Task material
——————

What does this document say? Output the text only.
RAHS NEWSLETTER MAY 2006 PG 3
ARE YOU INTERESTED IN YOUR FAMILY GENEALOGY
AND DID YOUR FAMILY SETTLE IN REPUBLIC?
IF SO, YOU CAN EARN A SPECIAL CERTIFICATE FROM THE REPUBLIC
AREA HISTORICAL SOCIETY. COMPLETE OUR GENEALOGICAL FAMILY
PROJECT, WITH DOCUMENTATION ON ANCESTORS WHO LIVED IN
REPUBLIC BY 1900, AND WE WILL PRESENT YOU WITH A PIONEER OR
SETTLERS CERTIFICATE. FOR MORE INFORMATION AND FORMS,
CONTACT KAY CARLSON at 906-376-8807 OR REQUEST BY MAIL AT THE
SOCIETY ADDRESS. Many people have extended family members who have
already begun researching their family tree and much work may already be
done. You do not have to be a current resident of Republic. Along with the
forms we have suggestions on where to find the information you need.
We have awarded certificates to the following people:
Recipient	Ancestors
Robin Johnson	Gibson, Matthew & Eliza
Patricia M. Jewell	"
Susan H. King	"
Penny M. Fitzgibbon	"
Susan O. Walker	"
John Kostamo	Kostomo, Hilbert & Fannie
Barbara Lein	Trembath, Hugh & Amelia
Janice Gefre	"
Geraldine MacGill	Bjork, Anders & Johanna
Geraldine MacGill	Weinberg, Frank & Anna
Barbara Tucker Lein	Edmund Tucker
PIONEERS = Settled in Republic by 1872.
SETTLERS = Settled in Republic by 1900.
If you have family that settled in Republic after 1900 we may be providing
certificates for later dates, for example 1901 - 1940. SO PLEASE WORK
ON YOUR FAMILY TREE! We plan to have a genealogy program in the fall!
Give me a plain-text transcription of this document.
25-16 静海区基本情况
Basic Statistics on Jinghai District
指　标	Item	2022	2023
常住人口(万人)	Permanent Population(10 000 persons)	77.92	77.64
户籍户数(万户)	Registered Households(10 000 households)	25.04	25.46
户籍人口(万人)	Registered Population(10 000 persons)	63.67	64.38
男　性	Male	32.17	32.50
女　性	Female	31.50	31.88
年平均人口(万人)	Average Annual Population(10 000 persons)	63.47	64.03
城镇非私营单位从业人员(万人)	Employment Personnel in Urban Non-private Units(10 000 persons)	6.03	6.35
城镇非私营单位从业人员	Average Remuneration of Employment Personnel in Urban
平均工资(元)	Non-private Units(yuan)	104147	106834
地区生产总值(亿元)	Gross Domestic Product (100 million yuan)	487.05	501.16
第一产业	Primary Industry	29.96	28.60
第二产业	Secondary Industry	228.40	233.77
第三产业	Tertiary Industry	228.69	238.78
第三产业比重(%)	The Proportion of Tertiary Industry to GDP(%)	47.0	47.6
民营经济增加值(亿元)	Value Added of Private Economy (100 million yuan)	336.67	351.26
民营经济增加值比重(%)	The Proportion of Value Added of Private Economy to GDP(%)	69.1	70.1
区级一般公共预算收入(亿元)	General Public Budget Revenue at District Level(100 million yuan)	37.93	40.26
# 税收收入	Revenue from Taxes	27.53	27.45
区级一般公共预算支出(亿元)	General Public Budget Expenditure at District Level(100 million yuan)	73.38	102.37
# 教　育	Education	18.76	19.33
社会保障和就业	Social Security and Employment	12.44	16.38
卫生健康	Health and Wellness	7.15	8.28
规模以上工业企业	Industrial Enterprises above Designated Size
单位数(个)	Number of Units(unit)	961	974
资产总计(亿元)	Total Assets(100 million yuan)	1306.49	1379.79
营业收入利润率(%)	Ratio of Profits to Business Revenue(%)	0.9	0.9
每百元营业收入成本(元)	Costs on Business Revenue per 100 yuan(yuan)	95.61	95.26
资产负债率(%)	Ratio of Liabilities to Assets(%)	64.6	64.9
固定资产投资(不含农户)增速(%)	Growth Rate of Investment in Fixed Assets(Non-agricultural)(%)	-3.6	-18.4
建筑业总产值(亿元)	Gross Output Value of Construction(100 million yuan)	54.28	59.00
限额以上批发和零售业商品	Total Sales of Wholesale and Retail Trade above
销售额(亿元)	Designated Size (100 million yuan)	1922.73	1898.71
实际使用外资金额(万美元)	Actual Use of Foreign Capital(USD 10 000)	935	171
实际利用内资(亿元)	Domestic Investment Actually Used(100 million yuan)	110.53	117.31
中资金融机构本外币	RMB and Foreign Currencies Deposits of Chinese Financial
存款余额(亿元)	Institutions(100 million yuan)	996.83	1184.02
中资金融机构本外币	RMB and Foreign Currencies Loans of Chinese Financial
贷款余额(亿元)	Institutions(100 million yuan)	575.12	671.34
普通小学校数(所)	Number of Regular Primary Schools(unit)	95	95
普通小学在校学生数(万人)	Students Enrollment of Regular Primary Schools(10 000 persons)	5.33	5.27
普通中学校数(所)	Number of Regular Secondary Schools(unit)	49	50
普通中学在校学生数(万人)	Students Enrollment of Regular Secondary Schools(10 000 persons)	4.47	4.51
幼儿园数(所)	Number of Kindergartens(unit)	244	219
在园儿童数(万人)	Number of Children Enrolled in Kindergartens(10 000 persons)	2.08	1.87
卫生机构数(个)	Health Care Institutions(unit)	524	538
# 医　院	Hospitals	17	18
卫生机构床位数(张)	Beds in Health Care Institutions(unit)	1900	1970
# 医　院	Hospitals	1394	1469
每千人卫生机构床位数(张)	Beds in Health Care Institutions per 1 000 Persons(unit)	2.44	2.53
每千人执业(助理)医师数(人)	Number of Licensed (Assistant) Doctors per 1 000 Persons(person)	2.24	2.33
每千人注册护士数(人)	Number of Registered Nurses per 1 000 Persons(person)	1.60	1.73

——————

Aim of the task
Which lines in the records above contain the string "this"? Copy each one.

The output
What does this document say? Output the text only.
Give me a plain-text transcription of this document.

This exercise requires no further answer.